╭─ Provided records
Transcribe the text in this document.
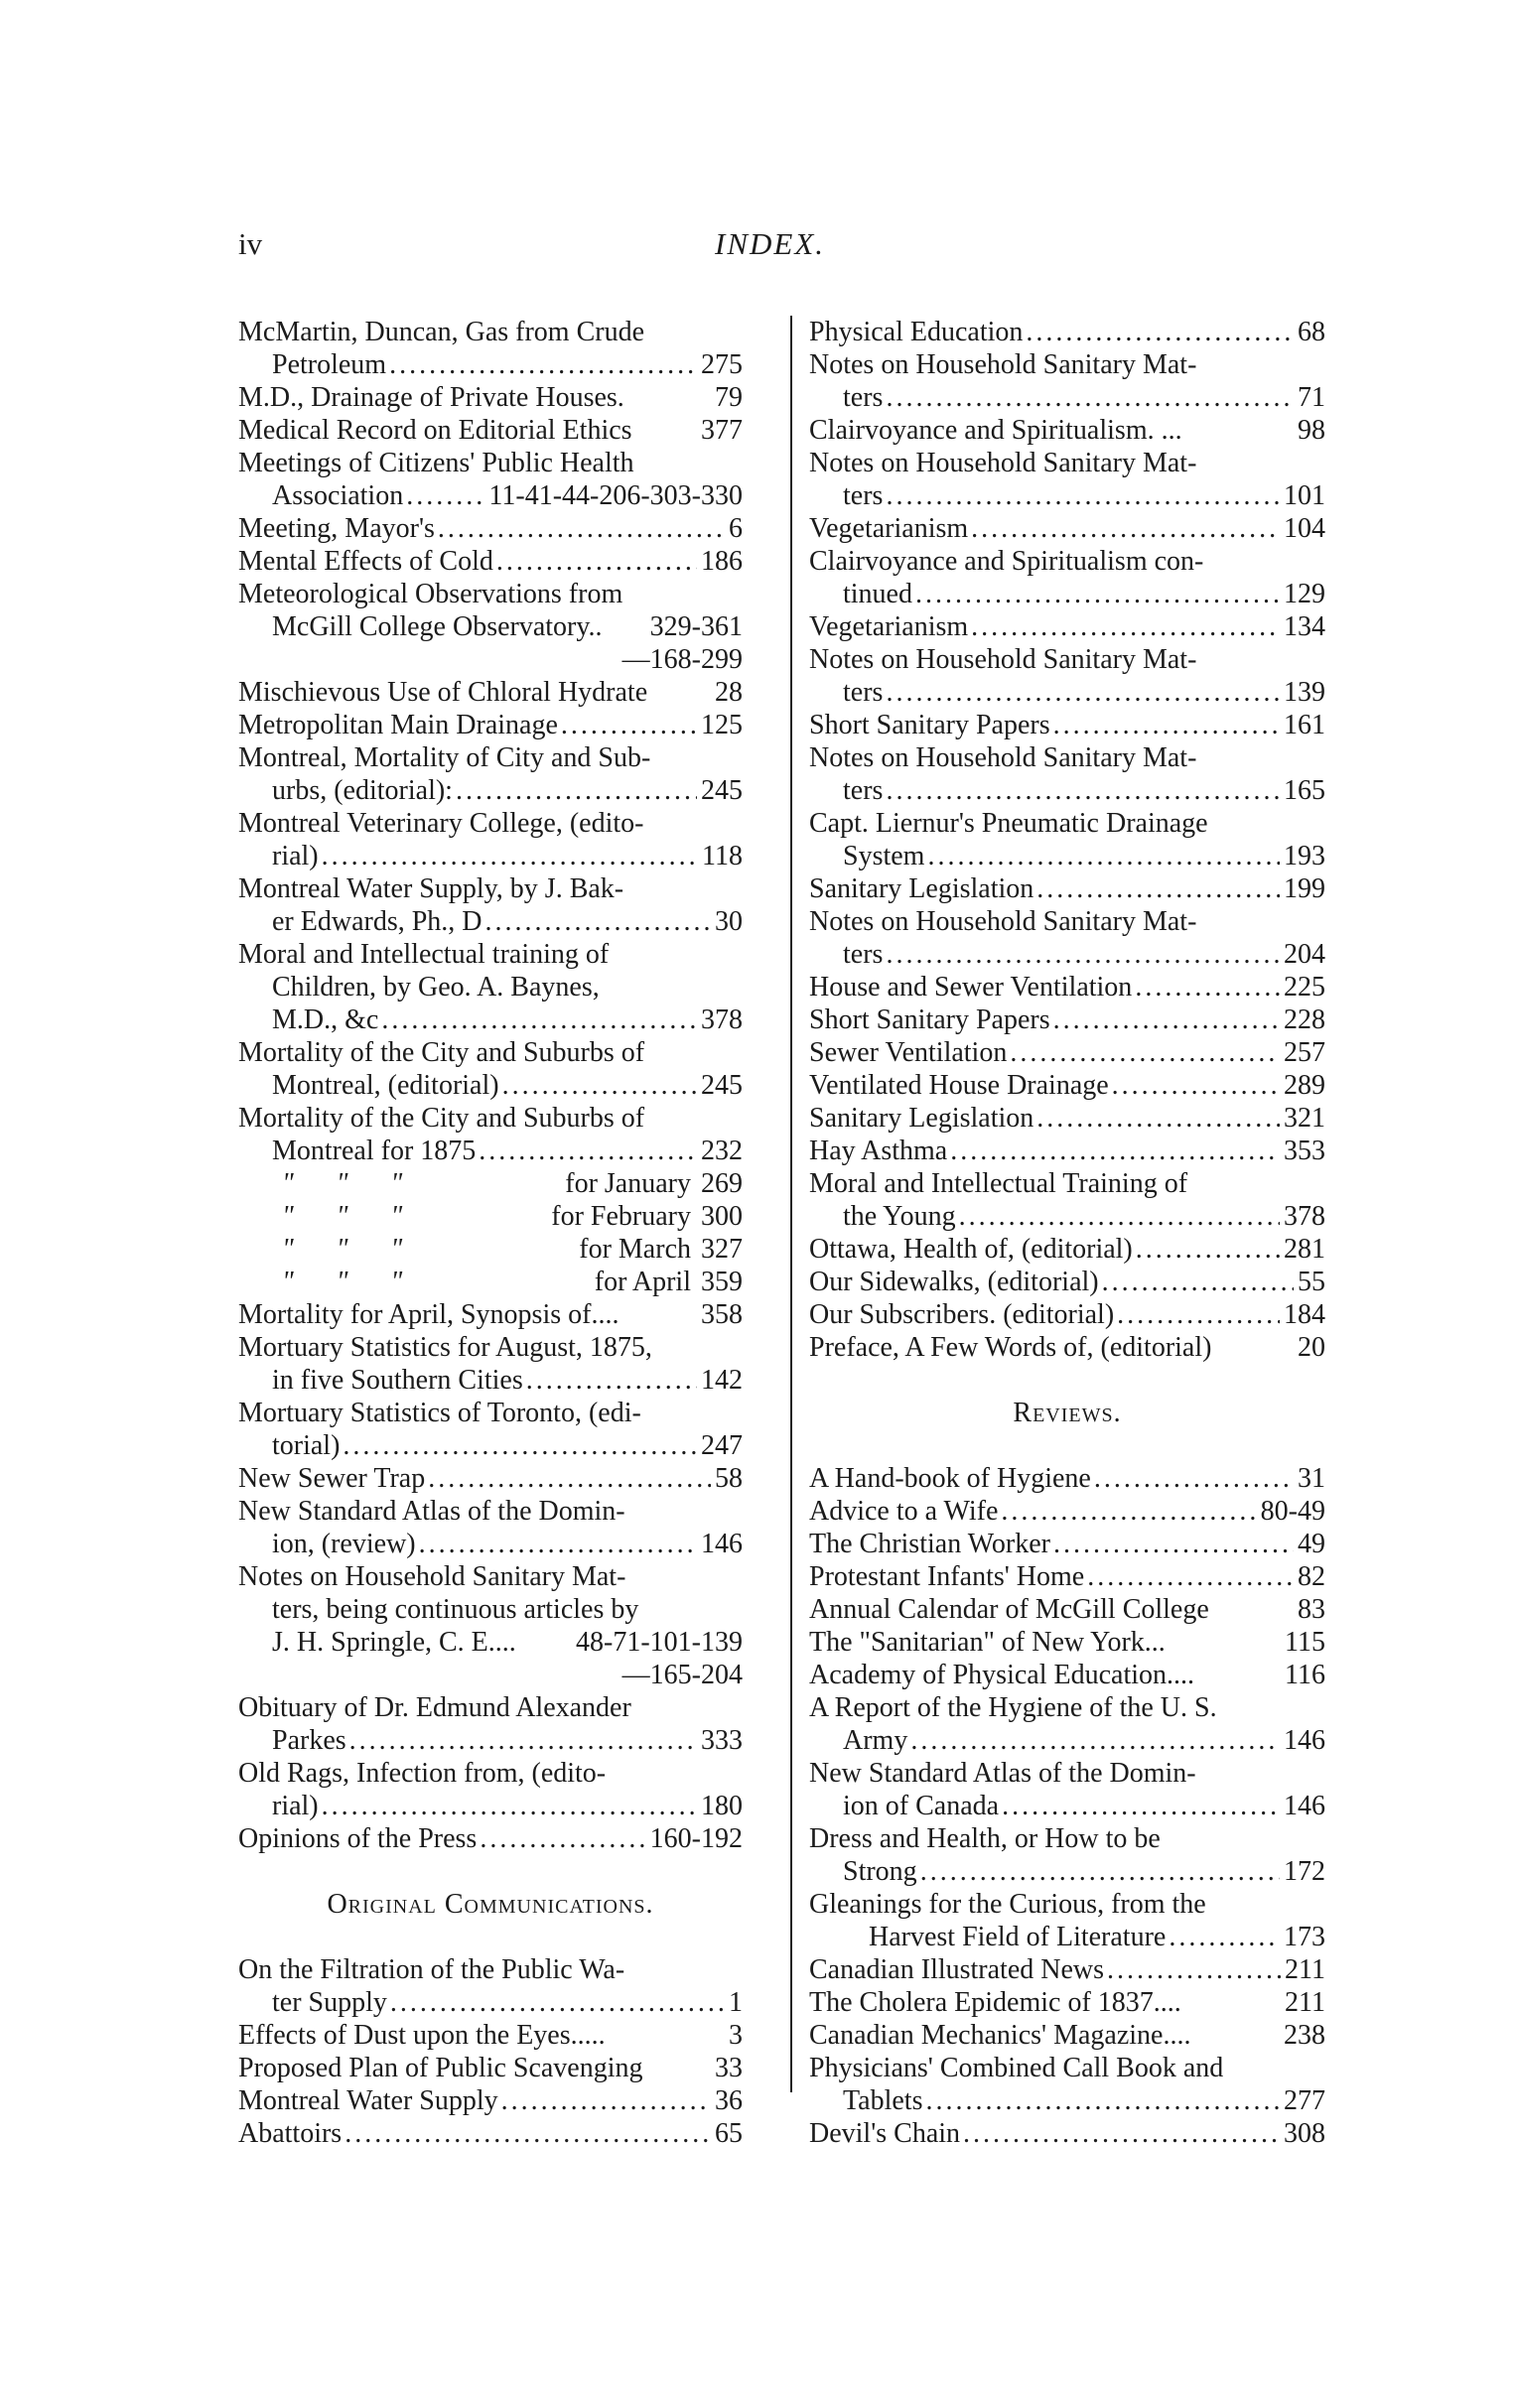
iv	INDEX.
McMartin, Duncan, Gas from Crude
Petroleum .....	275
M.D., Drainage of Private Houses.	79
Medical Record on Editorial Ethics 377
Meetings of Citizens' Public Health
Association .....	11-41-44-206-303-330
Meeting, Mayor's .....	6
Mental Effects of Cold .....	186
Meteorological Observations from
McGill College Observatory.. 329-361
—168-299
Mischievous Use of Chloral Hydrate 28
Metropolitan Main Drainage .....	125
Montreal, Mortality of City and Sub-
urbs, (editorial): .....	245
Montreal Veterinary College, (edito-
rial) .....	118
Montreal Water Supply, by J. Bak-
er Edwards, Ph., D .....	30
Moral and Intellectual training of
Children, by Geo. A. Baynes,
M.D., &c .....	378
Mortality of the City and Suburbs of
Montreal, (editorial) .....	245
Mortality of the City and Suburbs of
Montreal for 1875 .....	232
" " "	for January 269
" " "	for February 300
" " "	for March 327
" " "	for April 359
Mortality for April, Synopsis of....	358
Mortuary Statistics for August, 1875,
in five Southern Cities .....	142
Mortuary Statistics of Toronto, (edi-
torial) .....	247
New Sewer Trap .....	58
New Standard Atlas of the Domin-
ion, (review) .....	146
Notes on Household Sanitary Mat-
ters, being continuous articles by
J. H. Springle, C. E.... 48-71-101-139
—165-204
Obituary of Dr. Edmund Alexander
Parkes .....	333
Old Rags, Infection from, (edito-
rial) .....	180
Opinions of the Press .....	160-192
Original Communications.
On the Filtration of the Public Wa-
ter Supply .....	1
Effects of Dust upon the Eyes.....	3
Proposed Plan of Public Scavenging	33
Montreal Water Supply .....	36
Abattoirs .....	65
Physical Education .....	68
Notes on Household Sanitary Mat-
ters .....	71
Clairvoyance and Spiritualism. ...	98
Notes on Household Sanitary Mat-
ters .....	101
Vegetarianism .....	104
Clairvoyance and Spiritualism con-
tinued .....	129
Vegetarianism .....	134
Notes on Household Sanitary Mat-
ters .....	139
Short Sanitary Papers .....	161
Notes on Household Sanitary Mat-
ters .....	165
Capt. Liernur's Pneumatic Drainage
System .....	193
Sanitary Legislation .....	199
Notes on Household Sanitary Mat-
ters .....	204
House and Sewer Ventilation .....	225
Short Sanitary Papers .....	228
Sewer Ventilation .....	257
Ventilated House Drainage .....	289
Sanitary Legislation .....	321
Hay Asthma .....	353
Moral and Intellectual Training of
the Young .....	378
Ottawa, Health of, (editorial) .....	281
Our Sidewalks, (editorial) .....	55
Our Subscribers. (editorial) .....	184
Preface, A Few Words of, (editorial)	20
Reviews.
A Hand-book of Hygiene .....	31
Advice to a Wife .....	80-49
The Christian Worker .....	49
Protestant Infants' Home .....	82
Annual Calendar of McGill College	83
The "Sanitarian" of New York...	115
Academy of Physical Education....	116
A Report of the Hygiene of the U. S.
Army .....	146
New Standard Atlas of the Domin-
ion of Canada .....	146
Dress and Health, or How to be
Strong .....	172
Gleanings for the Curious, from the
Harvest Field of Literature .....	173
Canadian Illustrated News .....	211
The Cholera Epidemic of 1837....	211
Canadian Mechanics' Magazine....	238
Physicians' Combined Call Book and
Tablets .....	277
Devil's Chain .....	308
╰─
Pictures are not part of the copy; output everything else in the records exactly.

Transcribe the text in this document.
iv	INDEX.
McMartin, Duncan, Gas from Crude
Petroleum .....	275
M.D., Drainage of Private Houses.	79
Medical Record on Editorial Ethics 377
Meetings of Citizens' Public Health
Association .....	11-41-44-206-303-330
Meeting, Mayor's .....	6
Mental Effects of Cold .....	186
Meteorological Observations from
McGill College Observatory.. 329-361
—168-299
Mischievous Use of Chloral Hydrate 28
Metropolitan Main Drainage .....	125
Montreal, Mortality of City and Sub-
urbs, (editorial): .....	245
Montreal Veterinary College, (edito-
rial) .....	118
Montreal Water Supply, by J. Bak-
er Edwards, Ph., D .....	30
Moral and Intellectual training of
Children, by Geo. A. Baynes,
M.D., &c .....	378
Mortality of the City and Suburbs of
Montreal, (editorial) .....	245
Mortality of the City and Suburbs of
Montreal for 1875 .....	232
" " "	for January 269
" " "	for February 300
" " "	for March 327
" " "	for April 359
Mortality for April, Synopsis of....	358
Mortuary Statistics for August, 1875,
in five Southern Cities .....	142
Mortuary Statistics of Toronto, (edi-
torial) .....	247
New Sewer Trap .....	58
New Standard Atlas of the Domin-
ion, (review) .....	146
Notes on Household Sanitary Mat-
ters, being continuous articles by
J. H. Springle, C. E.... 48-71-101-139
—165-204
Obituary of Dr. Edmund Alexander
Parkes .....	333
Old Rags, Infection from, (edito-
rial) .....	180
Opinions of the Press .....	160-192
Original Communications.
On the Filtration of the Public Wa-
ter Supply .....	1
Effects of Dust upon the Eyes.....	3
Proposed Plan of Public Scavenging	33
Montreal Water Supply .....	36
Abattoirs .....	65
Physical Education .....	68
Notes on Household Sanitary Mat-
ters .....	71
Clairvoyance and Spiritualism. ...	98
Notes on Household Sanitary Mat-
ters .....	101
Vegetarianism .....	104
Clairvoyance and Spiritualism con-
tinued .....	129
Vegetarianism .....	134
Notes on Household Sanitary Mat-
ters .....	139
Short Sanitary Papers .....	161
Notes on Household Sanitary Mat-
ters .....	165
Capt. Liernur's Pneumatic Drainage
System .....	193
Sanitary Legislation .....	199
Notes on Household Sanitary Mat-
ters .....	204
House and Sewer Ventilation .....	225
Short Sanitary Papers .....	228
Sewer Ventilation .....	257
Ventilated House Drainage .....	289
Sanitary Legislation .....	321
Hay Asthma .....	353
Moral and Intellectual Training of
the Young .....	378
Ottawa, Health of, (editorial) .....	281
Our Sidewalks, (editorial) .....	55
Our Subscribers. (editorial) .....	184
Preface, A Few Words of, (editorial)	20
Reviews.
A Hand-book of Hygiene .....	31
Advice to a Wife .....	80-49
The Christian Worker .....	49
Protestant Infants' Home .....	82
Annual Calendar of McGill College	83
The "Sanitarian" of New York...	115
Academy of Physical Education....	116
A Report of the Hygiene of the U. S.
Army .....	146
New Standard Atlas of the Domin-
ion of Canada .....	146
Dress and Health, or How to be
Strong .....	172
Gleanings for the Curious, from the
Harvest Field of Literature .....	173
Canadian Illustrated News .....	211
The Cholera Epidemic of 1837....	211
Canadian Mechanics' Magazine....	238
Physicians' Combined Call Book and
Tablets .....	277
Devil's Chain .....	308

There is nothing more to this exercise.